Dataset items:
↓↓↓

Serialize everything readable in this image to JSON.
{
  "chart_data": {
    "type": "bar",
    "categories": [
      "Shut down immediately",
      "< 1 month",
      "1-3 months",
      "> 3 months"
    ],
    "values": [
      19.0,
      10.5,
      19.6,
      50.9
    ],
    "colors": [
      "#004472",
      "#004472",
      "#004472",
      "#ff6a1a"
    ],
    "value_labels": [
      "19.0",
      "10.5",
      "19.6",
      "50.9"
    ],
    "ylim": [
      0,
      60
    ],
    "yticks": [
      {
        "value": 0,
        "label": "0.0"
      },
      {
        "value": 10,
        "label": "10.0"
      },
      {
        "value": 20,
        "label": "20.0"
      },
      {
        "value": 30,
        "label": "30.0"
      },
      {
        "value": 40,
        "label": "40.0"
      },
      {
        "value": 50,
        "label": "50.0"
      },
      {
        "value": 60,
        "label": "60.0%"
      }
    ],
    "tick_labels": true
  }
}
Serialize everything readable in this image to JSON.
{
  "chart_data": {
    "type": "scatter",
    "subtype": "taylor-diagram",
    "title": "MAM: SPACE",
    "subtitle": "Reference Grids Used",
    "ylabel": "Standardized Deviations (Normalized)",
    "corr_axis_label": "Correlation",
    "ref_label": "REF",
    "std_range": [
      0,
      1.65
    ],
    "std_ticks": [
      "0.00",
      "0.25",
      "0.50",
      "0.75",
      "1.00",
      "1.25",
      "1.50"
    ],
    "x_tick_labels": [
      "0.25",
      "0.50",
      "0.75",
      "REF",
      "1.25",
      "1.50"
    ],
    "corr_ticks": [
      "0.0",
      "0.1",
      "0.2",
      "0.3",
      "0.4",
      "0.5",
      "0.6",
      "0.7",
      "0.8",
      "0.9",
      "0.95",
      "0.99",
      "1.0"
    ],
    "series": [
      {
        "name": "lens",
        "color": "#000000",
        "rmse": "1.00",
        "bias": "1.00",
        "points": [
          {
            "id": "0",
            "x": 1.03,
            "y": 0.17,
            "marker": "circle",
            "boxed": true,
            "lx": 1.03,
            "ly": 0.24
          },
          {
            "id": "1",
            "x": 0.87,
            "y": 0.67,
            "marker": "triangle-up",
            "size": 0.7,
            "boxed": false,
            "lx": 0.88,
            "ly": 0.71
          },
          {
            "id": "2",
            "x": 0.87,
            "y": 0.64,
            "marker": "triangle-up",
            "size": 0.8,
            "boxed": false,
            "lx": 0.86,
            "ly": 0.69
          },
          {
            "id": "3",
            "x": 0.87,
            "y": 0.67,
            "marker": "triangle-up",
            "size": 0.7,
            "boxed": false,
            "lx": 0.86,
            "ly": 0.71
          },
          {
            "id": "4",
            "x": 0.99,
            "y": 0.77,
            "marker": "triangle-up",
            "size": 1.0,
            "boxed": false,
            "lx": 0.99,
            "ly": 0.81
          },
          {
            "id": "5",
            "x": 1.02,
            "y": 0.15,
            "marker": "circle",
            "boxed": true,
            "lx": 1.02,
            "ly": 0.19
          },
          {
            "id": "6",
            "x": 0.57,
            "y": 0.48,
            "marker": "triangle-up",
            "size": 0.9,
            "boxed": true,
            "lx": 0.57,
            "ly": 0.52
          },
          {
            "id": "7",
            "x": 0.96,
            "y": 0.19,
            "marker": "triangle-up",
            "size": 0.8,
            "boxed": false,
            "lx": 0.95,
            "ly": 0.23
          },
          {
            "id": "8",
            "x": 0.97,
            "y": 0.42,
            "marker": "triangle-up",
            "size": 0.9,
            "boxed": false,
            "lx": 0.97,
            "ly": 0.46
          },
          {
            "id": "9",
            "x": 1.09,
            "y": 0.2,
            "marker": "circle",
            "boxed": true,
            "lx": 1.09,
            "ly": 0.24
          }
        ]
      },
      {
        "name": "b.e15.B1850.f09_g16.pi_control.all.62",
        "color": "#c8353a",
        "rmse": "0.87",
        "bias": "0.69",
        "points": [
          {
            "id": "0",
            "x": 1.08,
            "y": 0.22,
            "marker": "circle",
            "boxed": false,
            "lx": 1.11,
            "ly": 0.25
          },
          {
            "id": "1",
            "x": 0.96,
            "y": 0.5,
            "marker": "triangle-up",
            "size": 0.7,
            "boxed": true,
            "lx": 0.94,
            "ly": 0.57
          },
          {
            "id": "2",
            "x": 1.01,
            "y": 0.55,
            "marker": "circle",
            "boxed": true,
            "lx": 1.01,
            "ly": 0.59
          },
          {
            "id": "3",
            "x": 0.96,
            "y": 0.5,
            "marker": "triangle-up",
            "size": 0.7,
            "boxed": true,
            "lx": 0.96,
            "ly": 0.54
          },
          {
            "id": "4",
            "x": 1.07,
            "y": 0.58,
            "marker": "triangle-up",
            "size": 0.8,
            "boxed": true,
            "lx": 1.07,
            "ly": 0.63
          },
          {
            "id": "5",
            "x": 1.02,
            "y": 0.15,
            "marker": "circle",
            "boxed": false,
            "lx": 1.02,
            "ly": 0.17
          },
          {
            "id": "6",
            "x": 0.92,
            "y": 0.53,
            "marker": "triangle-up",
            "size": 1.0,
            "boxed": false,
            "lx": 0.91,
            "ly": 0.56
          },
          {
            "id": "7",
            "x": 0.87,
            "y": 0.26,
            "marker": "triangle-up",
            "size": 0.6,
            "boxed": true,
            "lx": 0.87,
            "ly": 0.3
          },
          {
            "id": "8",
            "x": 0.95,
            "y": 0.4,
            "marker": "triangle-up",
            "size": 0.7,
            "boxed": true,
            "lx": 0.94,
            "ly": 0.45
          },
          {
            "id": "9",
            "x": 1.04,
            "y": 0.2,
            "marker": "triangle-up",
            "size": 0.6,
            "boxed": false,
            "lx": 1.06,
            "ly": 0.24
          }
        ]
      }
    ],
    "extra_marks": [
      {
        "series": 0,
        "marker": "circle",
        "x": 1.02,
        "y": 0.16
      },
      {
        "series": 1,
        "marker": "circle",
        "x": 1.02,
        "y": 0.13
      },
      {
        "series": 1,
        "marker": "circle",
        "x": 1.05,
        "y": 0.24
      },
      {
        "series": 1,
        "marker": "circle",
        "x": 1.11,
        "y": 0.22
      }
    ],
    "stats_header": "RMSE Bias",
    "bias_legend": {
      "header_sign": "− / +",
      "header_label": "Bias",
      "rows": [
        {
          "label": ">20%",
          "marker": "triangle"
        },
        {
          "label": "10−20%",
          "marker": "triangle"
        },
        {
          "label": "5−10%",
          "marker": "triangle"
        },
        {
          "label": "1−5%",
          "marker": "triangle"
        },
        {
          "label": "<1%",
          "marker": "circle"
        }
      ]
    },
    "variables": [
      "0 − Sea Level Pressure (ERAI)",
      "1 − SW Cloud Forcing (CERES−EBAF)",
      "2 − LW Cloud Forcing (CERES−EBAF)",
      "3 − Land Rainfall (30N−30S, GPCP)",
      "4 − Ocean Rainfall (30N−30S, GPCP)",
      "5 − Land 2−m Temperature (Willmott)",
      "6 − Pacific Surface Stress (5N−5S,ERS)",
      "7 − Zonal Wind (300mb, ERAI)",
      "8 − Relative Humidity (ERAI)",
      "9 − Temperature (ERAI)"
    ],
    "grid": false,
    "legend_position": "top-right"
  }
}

↑↑↑

Reproduce the data, keeping every line exactly the same.

= Response to the exercise =
Serialize everything readable in this image to JSON.
{
  "chart_data": {
    "type": "bar",
    "categories": [
      "Shut down immediately",
      "< 1 month",
      "1-3 months",
      "> 3 months"
    ],
    "values": [
      19.0,
      10.5,
      19.6,
      50.9
    ],
    "colors": [
      "#004472",
      "#004472",
      "#004472",
      "#ff6a1a"
    ],
    "value_labels": [
      "19.0",
      "10.5",
      "19.6",
      "50.9"
    ],
    "ylim": [
      0,
      60
    ],
    "yticks": [
      {
        "value": 0,
        "label": "0.0"
      },
      {
        "value": 10,
        "label": "10.0"
      },
      {
        "value": 20,
        "label": "20.0"
      },
      {
        "value": 30,
        "label": "30.0"
      },
      {
        "value": 40,
        "label": "40.0"
      },
      {
        "value": 50,
        "label": "50.0"
      },
      {
        "value": 60,
        "label": "60.0%"
      }
    ],
    "tick_labels": true
  }
}
Serialize everything readable in this image to JSON.
{
  "chart_data": {
    "type": "scatter",
    "subtype": "taylor-diagram",
    "title": "MAM: SPACE",
    "subtitle": "Reference Grids Used",
    "ylabel": "Standardized Deviations (Normalized)",
    "corr_axis_label": "Correlation",
    "ref_label": "REF",
    "std_range": [
      0,
      1.65
    ],
    "std_ticks": [
      "0.00",
      "0.25",
      "0.50",
      "0.75",
      "1.00",
      "1.25",
      "1.50"
    ],
    "x_tick_labels": [
      "0.25",
      "0.50",
      "0.75",
      "REF",
      "1.25",
      "1.50"
    ],
    "corr_ticks": [
      "0.0",
      "0.1",
      "0.2",
      "0.3",
      "0.4",
      "0.5",
      "0.6",
      "0.7",
      "0.8",
      "0.9",
      "0.95",
      "0.99",
      "1.0"
    ],
    "series": [
      {
        "name": "lens",
        "color": "#000000",
        "rmse": "1.00",
        "bias": "1.00",
        "points": [
          {
            "id": "0",
            "x": 1.03,
            "y": 0.17,
            "marker": "circle",
            "boxed": true,
            "lx": 1.03,
            "ly": 0.24
          },
          {
            "id": "1",
            "x": 0.87,
            "y": 0.67,
            "marker": "triangle-up",
            "size": 0.7,
            "boxed": false,
            "lx": 0.88,
            "ly": 0.71
          },
          {
            "id": "2",
            "x": 0.87,
            "y": 0.64,
            "marker": "triangle-up",
            "size": 0.8,
            "boxed": false,
            "lx": 0.86,
            "ly": 0.69
          },
          {
            "id": "3",
            "x": 0.87,
            "y": 0.67,
            "marker": "triangle-up",
            "size": 0.7,
            "boxed": false,
            "lx": 0.86,
            "ly": 0.71
          },
          {
            "id": "4",
            "x": 0.99,
            "y": 0.77,
            "marker": "triangle-up",
            "size": 1.0,
            "boxed": false,
            "lx": 0.99,
            "ly": 0.81
          },
          {
            "id": "5",
            "x": 1.02,
            "y": 0.15,
            "marker": "circle",
            "boxed": true,
            "lx": 1.02,
            "ly": 0.19
          },
          {
            "id": "6",
            "x": 0.57,
            "y": 0.48,
            "marker": "triangle-up",
            "size": 0.9,
            "boxed": true,
            "lx": 0.57,
            "ly": 0.52
          },
          {
            "id": "7",
            "x": 0.96,
            "y": 0.19,
            "marker": "triangle-up",
            "size": 0.8,
            "boxed": false,
            "lx": 0.95,
            "ly": 0.23
          },
          {
            "id": "8",
            "x": 0.97,
            "y": 0.42,
            "marker": "triangle-up",
            "size": 0.9,
            "boxed": false,
            "lx": 0.97,
            "ly": 0.46
          },
          {
            "id": "9",
            "x": 1.09,
            "y": 0.2,
            "marker": "circle",
            "boxed": true,
            "lx": 1.09,
            "ly": 0.24
          }
        ]
      },
      {
        "name": "b.e15.B1850.f09_g16.pi_control.all.62",
        "color": "#c8353a",
        "rmse": "0.87",
        "bias": "0.69",
        "points": [
          {
            "id": "0",
            "x": 1.08,
            "y": 0.22,
            "marker": "circle",
            "boxed": false,
            "lx": 1.11,
            "ly": 0.25
          },
          {
            "id": "1",
            "x": 0.96,
            "y": 0.5,
            "marker": "triangle-up",
            "size": 0.7,
            "boxed": true,
            "lx": 0.94,
            "ly": 0.57
          },
          {
            "id": "2",
            "x": 1.01,
            "y": 0.55,
            "marker": "circle",
            "boxed": true,
            "lx": 1.01,
            "ly": 0.59
          },
          {
            "id": "3",
            "x": 0.96,
            "y": 0.5,
            "marker": "triangle-up",
            "size": 0.7,
            "boxed": true,
            "lx": 0.96,
            "ly": 0.54
          },
          {
            "id": "4",
            "x": 1.07,
            "y": 0.58,
            "marker": "triangle-up",
            "size": 0.8,
            "boxed": true,
            "lx": 1.07,
            "ly": 0.63
          },
          {
            "id": "5",
            "x": 1.02,
            "y": 0.15,
            "marker": "circle",
            "boxed": false,
            "lx": 1.02,
            "ly": 0.17
          },
          {
            "id": "6",
            "x": 0.92,
            "y": 0.53,
            "marker": "triangle-up",
            "size": 1.0,
            "boxed": false,
            "lx": 0.91,
            "ly": 0.56
          },
          {
            "id": "7",
            "x": 0.87,
            "y": 0.26,
            "marker": "triangle-up",
            "size": 0.6,
            "boxed": true,
            "lx": 0.87,
            "ly": 0.3
          },
          {
            "id": "8",
            "x": 0.95,
            "y": 0.4,
            "marker": "triangle-up",
            "size": 0.7,
            "boxed": true,
            "lx": 0.94,
            "ly": 0.45
          },
          {
            "id": "9",
            "x": 1.04,
            "y": 0.2,
            "marker": "triangle-up",
            "size": 0.6,
            "boxed": false,
            "lx": 1.06,
            "ly": 0.24
          }
        ]
      }
    ],
    "extra_marks": [
      {
        "series": 0,
        "marker": "circle",
        "x": 1.02,
        "y": 0.16
      },
      {
        "series": 1,
        "marker": "circle",
        "x": 1.02,
        "y": 0.13
      },
      {
        "series": 1,
        "marker": "circle",
        "x": 1.05,
        "y": 0.24
      },
      {
        "series": 1,
        "marker": "circle",
        "x": 1.11,
        "y": 0.22
      }
    ],
    "stats_header": "RMSE Bias",
    "bias_legend": {
      "header_sign": "− / +",
      "header_label": "Bias",
      "rows": [
        {
          "label": ">20%",
          "marker": "triangle"
        },
        {
          "label": "10−20%",
          "marker": "triangle"
        },
        {
          "label": "5−10%",
          "marker": "triangle"
        },
        {
          "label": "1−5%",
          "marker": "triangle"
        },
        {
          "label": "<1%",
          "marker": "circle"
        }
      ]
    },
    "variables": [
      "0 − Sea Level Pressure (ERAI)",
      "1 − SW Cloud Forcing (CERES−EBAF)",
      "2 − LW Cloud Forcing (CERES−EBAF)",
      "3 − Land Rainfall (30N−30S, GPCP)",
      "4 − Ocean Rainfall (30N−30S, GPCP)",
      "5 − Land 2−m Temperature (Willmott)",
      "6 − Pacific Surface Stress (5N−5S,ERS)",
      "7 − Zonal Wind (300mb, ERAI)",
      "8 − Relative Humidity (ERAI)",
      "9 − Temperature (ERAI)"
    ],
    "grid": false,
    "legend_position": "top-right"
  }
}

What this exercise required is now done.